__Texte extrait__
Aix-en-Provence, une Flûte très enchantée

la_flute_enchantee— Par Hélène Jarry —

Le festival d’art lyrique offre des moments de belle intensité. Et laisse entendre les voix des intermittents.
Au Festival d’Aix-en-Provence, la question de l’intermittence s’affiche en rouge. Instrumentistes, techniciens, chanteurs, chefs d’orchestre, arborent sur leur tenue de travail et jusque dans certains costumes de scène le badge “Culture en danger”. Si le choix a été fait d’assurer les représentations, à l’exception de celle de la première du Turc en Italie, le jour de la grève nationale, les prises de parole rappellent l’attaque entamée par le gouvernement contre les “privilégiés du système”.
L’usage de ce terme, qui vise à donner mauvaise conscience aux salariés par rapport aux chômeurs ou aux travailleurs du spectacle par rapport à ceux du bâtiment, rejoint le cercle hautement vicieux des concepts mettant à l’abri des regards les profiteurs du capitalisme.

__Consignes__
a - Recopiez le passage de l'article sur le festival d'Aix qui commence par « Au Festival d’Aix-en-Provence, la » et se poursuit jusqu'à « profiteurs du capitalisme. ».
b - D'après l'article sur le festival d'Aix, quel badge les artistes et techniciens portent-ils sur leur tenue ?
c - Énumérez les métiers que l'article sur le festival d'Aix cite parmi ceux qui arborent ce badge.
Les items n'ont aucun lien avec l'article.

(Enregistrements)

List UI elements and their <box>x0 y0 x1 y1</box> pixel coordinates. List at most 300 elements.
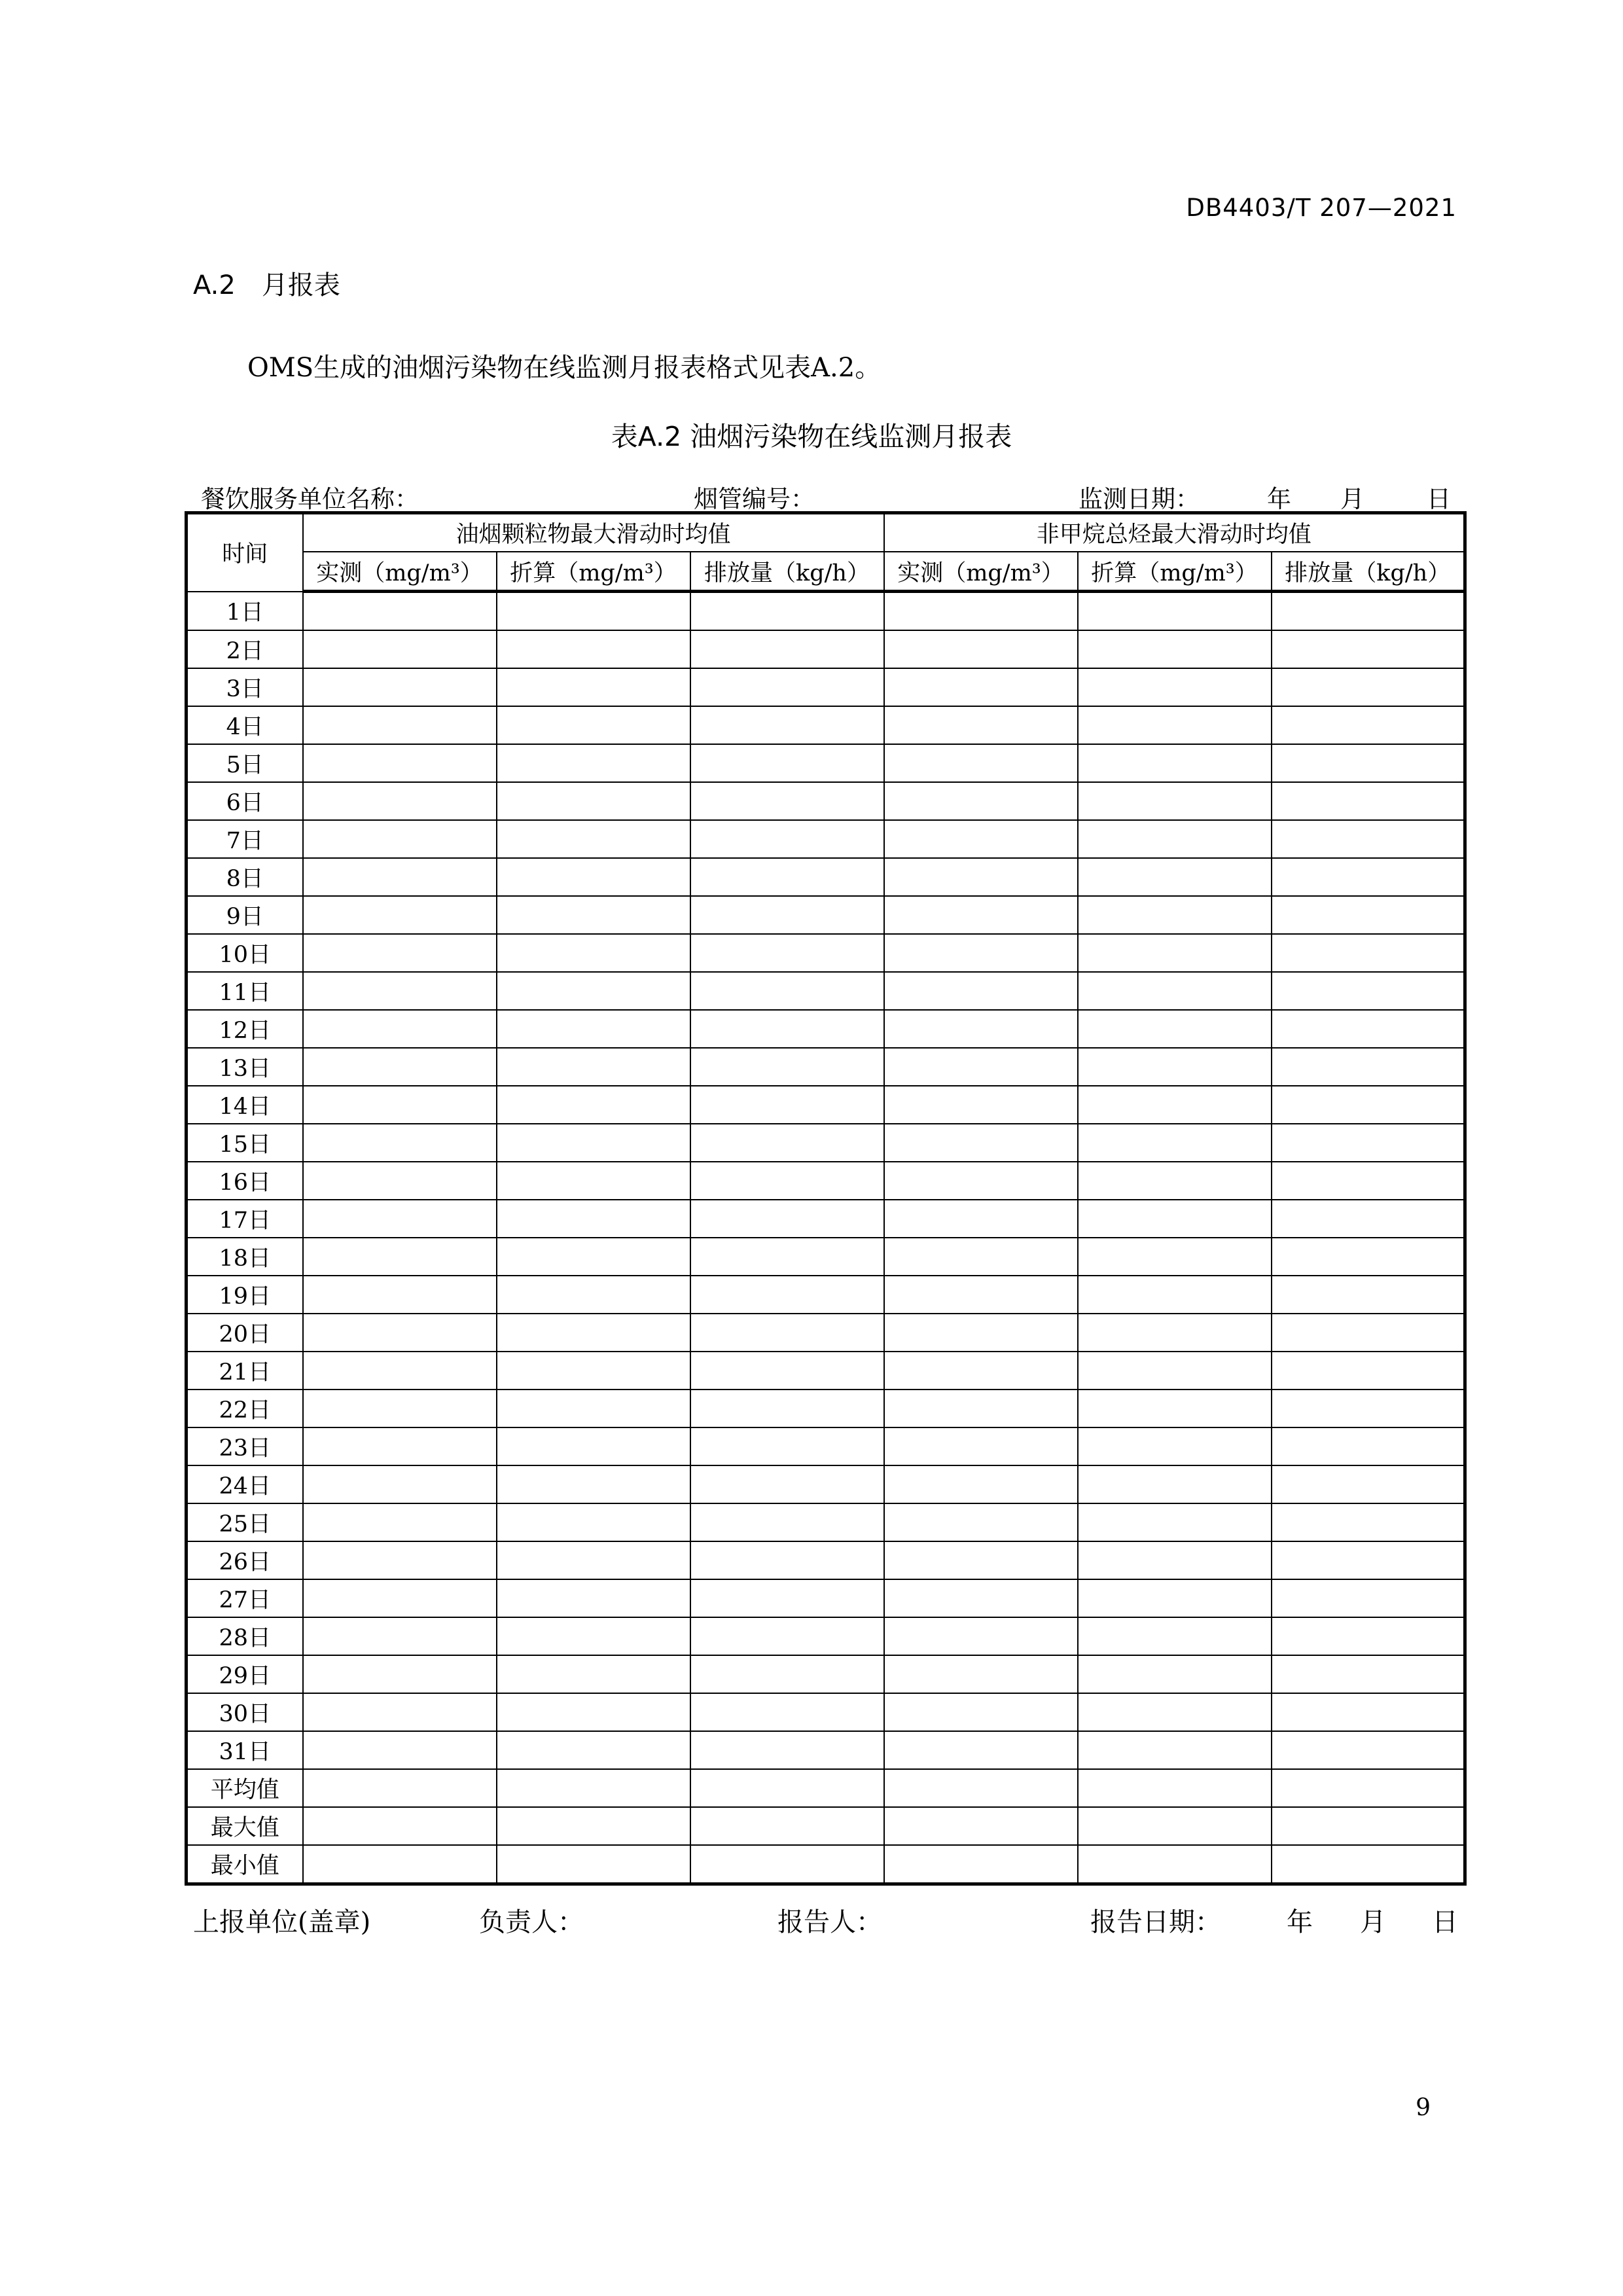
table-row <box>187 706 1465 744</box>
data-cell <box>303 1162 497 1200</box>
data-cell <box>1078 782 1272 820</box>
data-cell <box>1078 1579 1272 1617</box>
table-row <box>187 858 1465 896</box>
data-cell <box>303 1617 497 1655</box>
data-cell <box>497 1162 690 1200</box>
data-cell <box>690 592 884 631</box>
data-cell <box>1272 934 1465 972</box>
data-cell <box>884 1693 1078 1731</box>
data-cell <box>1078 1162 1272 1200</box>
data-cell <box>1078 1124 1272 1162</box>
data-cell <box>690 1465 884 1503</box>
data-cell <box>497 1845 690 1884</box>
data-cell <box>497 1731 690 1769</box>
data-cell <box>884 1124 1078 1162</box>
data-cell <box>303 1579 497 1617</box>
data-cell <box>690 630 884 668</box>
data-cell <box>497 1693 690 1731</box>
data-cell <box>884 630 1078 668</box>
data-cell <box>884 1314 1078 1352</box>
data-cell <box>303 782 497 820</box>
data-cell <box>1078 1693 1272 1731</box>
data-cell <box>497 1541 690 1579</box>
data-cell <box>1272 1238 1465 1276</box>
data-cell <box>690 1390 884 1427</box>
data-cell <box>884 972 1078 1010</box>
data-cell <box>303 1541 497 1579</box>
data-cell <box>497 896 690 934</box>
data-cell <box>690 1845 884 1884</box>
data-cell <box>303 1845 497 1884</box>
report-date-label: 报告日期： <box>1090 1907 1221 1937</box>
data-cell <box>1078 1238 1272 1276</box>
table-row <box>187 592 1465 631</box>
data-cell <box>1272 744 1465 782</box>
data-cell <box>884 1465 1078 1503</box>
row-label: 1日 <box>187 592 303 631</box>
data-cell <box>1272 1503 1465 1541</box>
data-cell <box>1078 1390 1272 1427</box>
responsible-person-label: 负责人： <box>479 1907 584 1937</box>
row-label: 26日 <box>187 1541 303 1579</box>
section-number: A.2 <box>193 270 236 300</box>
data-cell <box>690 782 884 820</box>
data-cell <box>303 1390 497 1427</box>
data-cell <box>884 1048 1078 1086</box>
data-cell <box>884 1731 1078 1769</box>
data-cell <box>690 972 884 1010</box>
oil-fume-group-header: 油烟颗粒物最大滑动时均值 <box>303 513 884 552</box>
row-label: 最小值 <box>187 1845 303 1884</box>
subheader-measured-oil: 实测（mg/m³） <box>303 552 497 592</box>
table-row <box>187 1086 1465 1124</box>
row-label: 27日 <box>187 1579 303 1617</box>
data-cell <box>303 1010 497 1048</box>
row-label: 24日 <box>187 1465 303 1503</box>
report-month-label: 月 <box>1360 1907 1386 1937</box>
table-header-row <box>187 513 1465 552</box>
data-cell <box>884 1769 1078 1807</box>
row-label: 16日 <box>187 1162 303 1200</box>
subheader-converted-oil: 折算（mg/m³） <box>497 552 690 592</box>
data-cell <box>497 782 690 820</box>
data-cell <box>1078 1807 1272 1845</box>
data-cell <box>1078 1086 1272 1124</box>
data-cell <box>1078 1276 1272 1314</box>
data-cell <box>884 1427 1078 1465</box>
data-cell <box>690 668 884 706</box>
data-cell <box>690 1617 884 1655</box>
data-cell <box>303 1465 497 1503</box>
row-label: 3日 <box>187 668 303 706</box>
monthly-report-table <box>185 511 1467 1886</box>
row-label: 25日 <box>187 1503 303 1541</box>
data-cell <box>1272 668 1465 706</box>
data-cell <box>884 1390 1078 1427</box>
monitoring-month-label: 月 <box>1340 485 1364 513</box>
subheader-converted-nmhc: 折算（mg/m³） <box>1078 552 1272 592</box>
data-cell <box>497 1124 690 1162</box>
data-cell <box>884 896 1078 934</box>
data-cell <box>1078 630 1272 668</box>
data-cell <box>884 1503 1078 1541</box>
table-row <box>187 820 1465 858</box>
row-label: 6日 <box>187 782 303 820</box>
section-heading <box>193 264 340 302</box>
data-cell <box>497 1390 690 1427</box>
data-cell <box>690 1427 884 1465</box>
data-cell <box>690 1693 884 1731</box>
table-row <box>187 1541 1465 1579</box>
data-cell <box>1078 1352 1272 1390</box>
data-cell <box>690 1579 884 1617</box>
data-cell <box>1272 1731 1465 1769</box>
table-row <box>187 668 1465 706</box>
data-cell <box>303 1731 497 1769</box>
data-cell <box>690 1086 884 1124</box>
monitoring-day-label: 日 <box>1427 485 1451 513</box>
data-cell <box>497 668 690 706</box>
data-cell <box>497 1086 690 1124</box>
data-cell <box>1272 706 1465 744</box>
data-cell <box>1078 1655 1272 1693</box>
table-row <box>187 934 1465 972</box>
data-cell <box>884 1200 1078 1238</box>
row-label: 17日 <box>187 1200 303 1238</box>
data-cell <box>1272 1048 1465 1086</box>
data-cell <box>884 1238 1078 1276</box>
data-cell <box>1078 592 1272 631</box>
data-cell <box>497 1048 690 1086</box>
data-cell <box>497 1427 690 1465</box>
data-cell <box>1272 1769 1465 1807</box>
data-cell <box>1078 934 1272 972</box>
table-subheader-row <box>187 552 1465 592</box>
data-cell <box>884 668 1078 706</box>
monitoring-date-label: 监测日期： <box>1079 485 1200 513</box>
data-cell <box>884 1086 1078 1124</box>
table-row <box>187 1238 1465 1276</box>
data-cell <box>303 1693 497 1731</box>
table-title: 表A.2 油烟污染物在线监测月报表 <box>611 421 1012 452</box>
data-cell <box>1078 1314 1272 1352</box>
data-cell <box>497 1807 690 1845</box>
subheader-emission-oil: 排放量（kg/h） <box>690 552 884 592</box>
document-number: DB4403/T 207—2021 <box>1186 194 1457 222</box>
table-row <box>187 1845 1465 1884</box>
data-cell <box>1078 1503 1272 1541</box>
table-row <box>187 1769 1465 1807</box>
data-cell <box>303 972 497 1010</box>
data-cell <box>1078 1010 1272 1048</box>
data-cell <box>884 820 1078 858</box>
data-cell <box>884 1617 1078 1655</box>
data-cell <box>1272 1655 1465 1693</box>
data-cell <box>690 1238 884 1276</box>
row-label: 22日 <box>187 1390 303 1427</box>
data-cell <box>1272 1617 1465 1655</box>
row-label: 23日 <box>187 1427 303 1465</box>
data-cell <box>497 1010 690 1048</box>
row-label: 11日 <box>187 972 303 1010</box>
row-label: 19日 <box>187 1276 303 1314</box>
table-row <box>187 896 1465 934</box>
data-cell <box>303 820 497 858</box>
data-cell <box>690 896 884 934</box>
row-label: 5日 <box>187 744 303 782</box>
data-cell <box>1272 1465 1465 1503</box>
data-cell <box>1272 972 1465 1010</box>
row-label: 14日 <box>187 1086 303 1124</box>
table-row <box>187 1693 1465 1731</box>
data-cell <box>690 1807 884 1845</box>
data-cell <box>497 972 690 1010</box>
subheader-measured-nmhc: 实测（mg/m³） <box>884 552 1078 592</box>
subheader-emission-nmhc: 排放量（kg/h） <box>1272 552 1465 592</box>
data-cell <box>1272 1124 1465 1162</box>
row-label: 21日 <box>187 1352 303 1390</box>
data-cell <box>1078 1769 1272 1807</box>
time-column-header: 时间 <box>187 513 303 592</box>
data-cell <box>1078 706 1272 744</box>
data-cell <box>1272 858 1465 896</box>
row-label: 2日 <box>187 630 303 668</box>
data-cell <box>690 1276 884 1314</box>
data-cell <box>303 1807 497 1845</box>
data-cell <box>1078 668 1272 706</box>
data-cell <box>884 744 1078 782</box>
data-cell <box>884 1579 1078 1617</box>
row-label: 12日 <box>187 1010 303 1048</box>
data-cell <box>303 1769 497 1807</box>
data-cell <box>690 1352 884 1390</box>
row-label: 31日 <box>187 1731 303 1769</box>
table-row <box>187 1276 1465 1314</box>
report-day-label: 日 <box>1432 1907 1458 1937</box>
pipe-number-label: 烟管编号： <box>694 485 815 513</box>
data-cell <box>690 1010 884 1048</box>
table-row <box>187 630 1465 668</box>
data-cell <box>303 1124 497 1162</box>
row-label: 10日 <box>187 934 303 972</box>
data-cell <box>303 1427 497 1465</box>
data-cell <box>497 1352 690 1390</box>
data-cell <box>303 630 497 668</box>
monitoring-year-label: 年 <box>1267 485 1291 513</box>
data-cell <box>497 592 690 631</box>
data-cell <box>303 1655 497 1693</box>
data-cell <box>884 1352 1078 1390</box>
data-cell <box>690 858 884 896</box>
data-cell <box>1078 1465 1272 1503</box>
table-row <box>187 1124 1465 1162</box>
data-cell <box>884 592 1078 631</box>
data-cell <box>690 1541 884 1579</box>
data-cell <box>690 1314 884 1352</box>
data-cell <box>884 1655 1078 1693</box>
table-row <box>187 1617 1465 1655</box>
data-cell <box>884 1541 1078 1579</box>
table-row <box>187 1807 1465 1845</box>
data-cell <box>690 706 884 744</box>
data-cell <box>690 1655 884 1693</box>
row-label: 28日 <box>187 1617 303 1655</box>
data-cell <box>497 820 690 858</box>
table-row <box>187 1579 1465 1617</box>
data-cell <box>690 1200 884 1238</box>
data-cell <box>497 934 690 972</box>
data-cell <box>1272 630 1465 668</box>
data-cell <box>497 630 690 668</box>
table-row <box>187 972 1465 1010</box>
data-cell <box>1272 1162 1465 1200</box>
table-row <box>187 1010 1465 1048</box>
data-cell <box>1272 1314 1465 1352</box>
table-row <box>187 1503 1465 1541</box>
table-row <box>187 1427 1465 1465</box>
table-row <box>187 1655 1465 1693</box>
data-cell <box>303 1503 497 1541</box>
data-cell <box>884 858 1078 896</box>
data-cell <box>497 744 690 782</box>
data-cell <box>1078 744 1272 782</box>
data-cell <box>1078 1617 1272 1655</box>
data-cell <box>690 1048 884 1086</box>
data-cell <box>303 744 497 782</box>
data-cell <box>690 1124 884 1162</box>
data-cell <box>303 668 497 706</box>
row-label: 4日 <box>187 706 303 744</box>
table-row <box>187 1465 1465 1503</box>
data-cell <box>1078 1845 1272 1884</box>
table-row <box>187 782 1465 820</box>
data-cell <box>497 706 690 744</box>
data-cell <box>1272 1086 1465 1124</box>
data-cell <box>884 1276 1078 1314</box>
data-cell <box>303 858 497 896</box>
nmhc-group-header: 非甲烷总烃最大滑动时均值 <box>884 513 1465 552</box>
data-cell <box>1272 1845 1465 1884</box>
data-cell <box>884 1807 1078 1845</box>
data-cell <box>690 1731 884 1769</box>
data-cell <box>1272 1541 1465 1579</box>
data-cell <box>1272 1352 1465 1390</box>
data-cell <box>303 592 497 631</box>
row-label: 8日 <box>187 858 303 896</box>
data-cell <box>1272 1276 1465 1314</box>
page-number: 9 <box>1416 2094 1431 2121</box>
row-label: 13日 <box>187 1048 303 1086</box>
intro-paragraph: OMS生成的油烟污染物在线监测月报表格式见表A.2。 <box>247 353 882 383</box>
data-cell <box>497 1200 690 1238</box>
row-label: 平均值 <box>187 1769 303 1807</box>
row-label: 9日 <box>187 896 303 934</box>
row-label: 最大值 <box>187 1807 303 1845</box>
data-cell <box>1272 782 1465 820</box>
data-cell <box>690 1162 884 1200</box>
table-row <box>187 1048 1465 1086</box>
data-cell <box>884 782 1078 820</box>
data-cell <box>884 1845 1078 1884</box>
data-cell <box>497 1503 690 1541</box>
data-cell <box>303 1200 497 1238</box>
data-cell <box>303 1238 497 1276</box>
data-cell <box>497 1276 690 1314</box>
table-body <box>187 592 1465 1884</box>
row-label: 29日 <box>187 1655 303 1693</box>
data-cell <box>884 706 1078 744</box>
row-label: 7日 <box>187 820 303 858</box>
table-row <box>187 1352 1465 1390</box>
data-cell <box>497 858 690 896</box>
row-label: 30日 <box>187 1693 303 1731</box>
row-label: 15日 <box>187 1124 303 1162</box>
data-cell <box>1078 1731 1272 1769</box>
data-cell <box>497 1769 690 1807</box>
data-cell <box>1272 1579 1465 1617</box>
reporter-label: 报告人： <box>777 1907 882 1937</box>
data-cell <box>690 934 884 972</box>
data-cell <box>1078 858 1272 896</box>
data-cell <box>690 744 884 782</box>
table-row <box>187 1314 1465 1352</box>
report-unit-label: 上报单位(盖章) <box>193 1907 371 1937</box>
data-cell <box>690 1769 884 1807</box>
row-label: 20日 <box>187 1314 303 1352</box>
table-row <box>187 744 1465 782</box>
data-cell <box>303 934 497 972</box>
row-label: 18日 <box>187 1238 303 1276</box>
report-year-label: 年 <box>1287 1907 1313 1937</box>
unit-name-label: 餐饮服务单位名称： <box>201 485 419 513</box>
data-cell <box>497 1314 690 1352</box>
data-cell <box>1272 592 1465 631</box>
table-row <box>187 1200 1465 1238</box>
data-cell <box>1272 1390 1465 1427</box>
data-cell <box>1272 1200 1465 1238</box>
data-cell <box>1272 1427 1465 1465</box>
data-cell <box>1272 1807 1465 1845</box>
table-row <box>187 1390 1465 1427</box>
data-cell <box>1078 820 1272 858</box>
data-cell <box>1078 972 1272 1010</box>
table-row <box>187 1162 1465 1200</box>
data-cell <box>303 896 497 934</box>
data-cell <box>497 1238 690 1276</box>
table-row <box>187 1731 1465 1769</box>
data-cell <box>303 1048 497 1086</box>
data-cell <box>497 1579 690 1617</box>
data-cell <box>303 706 497 744</box>
data-cell <box>497 1617 690 1655</box>
section-title: 月报表 <box>261 270 340 300</box>
data-cell <box>303 1276 497 1314</box>
data-cell <box>1078 1200 1272 1238</box>
data-cell <box>1078 1541 1272 1579</box>
data-cell <box>1272 820 1465 858</box>
data-cell <box>1272 1010 1465 1048</box>
data-cell <box>1078 896 1272 934</box>
data-cell <box>690 820 884 858</box>
data-cell <box>303 1352 497 1390</box>
data-cell <box>1272 1693 1465 1731</box>
data-cell <box>303 1086 497 1124</box>
data-cell <box>497 1465 690 1503</box>
data-cell <box>303 1314 497 1352</box>
data-cell <box>884 1162 1078 1200</box>
data-cell <box>497 1655 690 1693</box>
data-cell <box>690 1503 884 1541</box>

__Réponses finales__
a -
Au Festival d’Aix-en-Provence, la question de l’intermittence s’affiche en rouge. Instrumentistes, techniciens, chanteurs, chefs d’orchestre, arborent sur leur tenue de travail et jusque dans certains costumes de scène le badge “Culture en danger”. Si le choix a été fait d’assurer les représentations, à l’exception de celle de la première du Turc en Italie, le jour de la grève nationale, les prises de parole rappellent l’attaque entamée par le gouvernement contre les “privilégiés du système”.
L’usage de ce terme, qui vise à donner mauvaise conscience aux salariés par rapport aux chômeurs ou aux travailleurs du spectacle par rapport à ceux du bâtiment, rejoint le cercle hautement vicieux des concepts mettant à l’abri des regards les profiteurs du capitalisme.

b - Le badge « Culture en danger ».

c - Instrumentistes, techniciens, chanteurs, chefs d'orchestre.